Le point de convergence des mouvements de protestations qui ont lieu dans tout le pays est la politique sanitaire draconienne à l’œuvre depuis plusieurs mois.

  • Au vu de l’augmentation du nombre de cas, très relative par rapport aux pays occidentaux (du moins dans les chiffres officiels), le gouvernement chinois a généralisé depuis plusieurs mois les tests PCR journaliers avec la nécessité de présenter un QR code vert (健康码) dans de nombreuses grandes villes du pays. 
  • Des quarantaines pour les voyageurs qui voyagent entre les provinces sont également mises en place, aggravant les performances économiques du pays et contribuant à l’exaspération de la population.

Les perspectives économiques — alors que les prévisions de croissance et de consommation sont à la baisse — attisent les revendications de la jeunesse chinoise.

  • Le chômage des jeunes de 18 à 24 ans a désormais atteint un niveau record de près de 20 %.
  • La baisse de la vente de biens immobiliers en Chine de 53 % depuis le début de l’année remet en cause l’objectif d’acquérir une propriété, autrefois commun à une grande partie de la jeunesse.

Selon des sondages, le contrôle du gouvernement sur le secteur privé est lui aussi de plus en plus mal perçu parmi la jeunesse.

  • Le terme xia hai (下海, prendre la mer) a été inventé dans les années 1990 pour désigner symboliquement l’envie de travailler dans le secteur privé pour de nombreux jeunes.
  • À l’opposé, on utilise aujourd’hui shang an (上岸, descendre à terre) pour caractériser l’envie de travailler dans le secteur public, qui offre plus de stabilité malgré un salaire moindre.
  • Depuis 2021, plus de 70 000 personnes ont été licenciées dans l’industrie technologique chinoise, en partie à cause des restrictions sanitaires1.

La forte concurrence entre individus qui caractérise le modèle culturel chinois est rejetée par une frange croissante de la jeunesse. L’entièreté du modèle compétitif de la Chine est remis en cause, incarné par une nouvelle expression, nei juan (内卷), utilisée par de nombreux étudiants pour désigner la concurrence irrationnelle entre étudiants pour acquérir des ressources limitées. 

Pour toutes ces raisons, la lutte d’une partie de la jeunesse chinoise — la première pour nombre d’entre eux — voit un enchevêtrement de revendications aux natures très différentes.

  • La semaine dernière, le « Superman » de Chongqing rejetait publiquement le système dans lequel « 70 % de nos concitoyens en Chine gagnent moins de 3 000 yuans (un peu plus de 400 €) par mois ».
  • Le week-end dernier, des manifestants à Shanghai ironisaient à propos du rôle joué par les « interférences étrangères » dans l’incendie d’Ürümqi et les mouvements qui ont suivi, mettant en cause le récit de Xi Jinping pour qui tous les maux de la Chine viendraient de l’étranger2.
  • Une théorie du complot de plus en plus populaire sur Weibo consiste à dire que les États-Unis disposent d’un budget de 500 millions de dollars pour soutenir des manifestations contre la politique zéro-Covid en Chine3.

Deux interrogations majeures restent en suspens du côté des manifestants et du Parti. D’une part, quelle sera la réponse du régime de Xi Jinping, affaibli par cette opposition frontale ? D’autre part, le mouvement durera-t-il dans le temps si le Parti se décide à faire des concessions ? Pour le moment, le mouvement demande avant tout la suppression des restrictions sanitaires, mais le renforcement de la sécurité dans les grandes villes comme Shanghai pourrait, à terme, le compromettre.

Sources
  1. Ward Zhou, « China’s tech layoffs : How many people have been affected ? », Technode, 11 avril 2022.
  2. Tweet de Cindy Yu du 28 novembre 2022.
  3. Tweet de Wenhao du 30 novembre 2022.

## Extrait de données
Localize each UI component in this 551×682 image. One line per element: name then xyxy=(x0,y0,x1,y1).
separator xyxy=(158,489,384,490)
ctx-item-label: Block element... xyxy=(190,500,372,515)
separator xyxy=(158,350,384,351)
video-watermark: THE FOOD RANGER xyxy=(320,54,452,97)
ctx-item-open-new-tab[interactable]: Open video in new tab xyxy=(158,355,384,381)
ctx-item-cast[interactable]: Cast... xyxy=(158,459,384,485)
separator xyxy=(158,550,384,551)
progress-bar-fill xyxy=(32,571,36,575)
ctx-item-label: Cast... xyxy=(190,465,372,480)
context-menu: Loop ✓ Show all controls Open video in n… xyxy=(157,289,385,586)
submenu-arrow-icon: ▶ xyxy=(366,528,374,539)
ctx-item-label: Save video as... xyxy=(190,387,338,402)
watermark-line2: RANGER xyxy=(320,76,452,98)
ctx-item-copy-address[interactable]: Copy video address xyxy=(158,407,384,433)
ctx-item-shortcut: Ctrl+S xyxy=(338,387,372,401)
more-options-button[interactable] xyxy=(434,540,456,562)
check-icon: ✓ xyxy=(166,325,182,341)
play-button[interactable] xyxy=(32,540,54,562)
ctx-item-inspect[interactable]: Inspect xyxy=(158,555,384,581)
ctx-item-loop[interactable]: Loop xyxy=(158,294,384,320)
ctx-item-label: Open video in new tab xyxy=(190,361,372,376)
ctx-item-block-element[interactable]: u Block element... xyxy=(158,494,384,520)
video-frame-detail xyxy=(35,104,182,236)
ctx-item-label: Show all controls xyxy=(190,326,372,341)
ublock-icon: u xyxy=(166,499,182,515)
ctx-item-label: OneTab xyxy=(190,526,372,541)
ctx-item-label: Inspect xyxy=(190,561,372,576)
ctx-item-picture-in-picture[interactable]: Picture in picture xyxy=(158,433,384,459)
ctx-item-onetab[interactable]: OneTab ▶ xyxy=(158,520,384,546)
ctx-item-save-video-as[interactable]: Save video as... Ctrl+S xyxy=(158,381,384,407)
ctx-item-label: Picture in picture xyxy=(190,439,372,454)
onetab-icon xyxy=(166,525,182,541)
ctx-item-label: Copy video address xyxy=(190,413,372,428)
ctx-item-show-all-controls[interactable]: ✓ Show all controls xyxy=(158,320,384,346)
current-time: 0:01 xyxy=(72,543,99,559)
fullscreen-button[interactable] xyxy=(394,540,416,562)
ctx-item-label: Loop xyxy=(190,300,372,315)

## Consigne 1
Recopiez sans rien modifier le passage du texte sur la contestation en Chine qui débute aux mots « Le point de » et se termine après les mots « villes du pays. ».
## Consigne 2
Répondez brièvement aux questions suivantes à partir du texte sur la contestation en Chine.
(a) Quel niveau le chômage des jeunes de 18 à 24 ans a-t-il atteint ?
(b) Combien de personnes ont été licenciées dans l'industrie technologique chinoise depuis 2021 ?
(c) Selon une théorie du complot répandue sur Weibo, de quel budget les États-Unis disposeraient-ils pour soutenir des manifestations contre la politique zéro-Covid ?

## Réponse 1
Le point de convergence des mouvements de protestations qui ont lieu dans tout le pays est la politique sanitaire draconienne à l’œuvre depuis plusieurs mois.

  • Au vu de l’augmentation du nombre de cas, très relative par rapport aux pays occidentaux (du moins dans les chiffres officiels), le gouvernement chinois a généralisé depuis plusieurs mois les tests PCR journaliers avec la nécessité de présenter un QR code vert (健康码) dans de nombreuses grandes villes du pays.

## Réponse 2
(a) Un niveau record de près de 20 %.
(b) Plus de 70 000 personnes.
(c) 500 millions de dollars.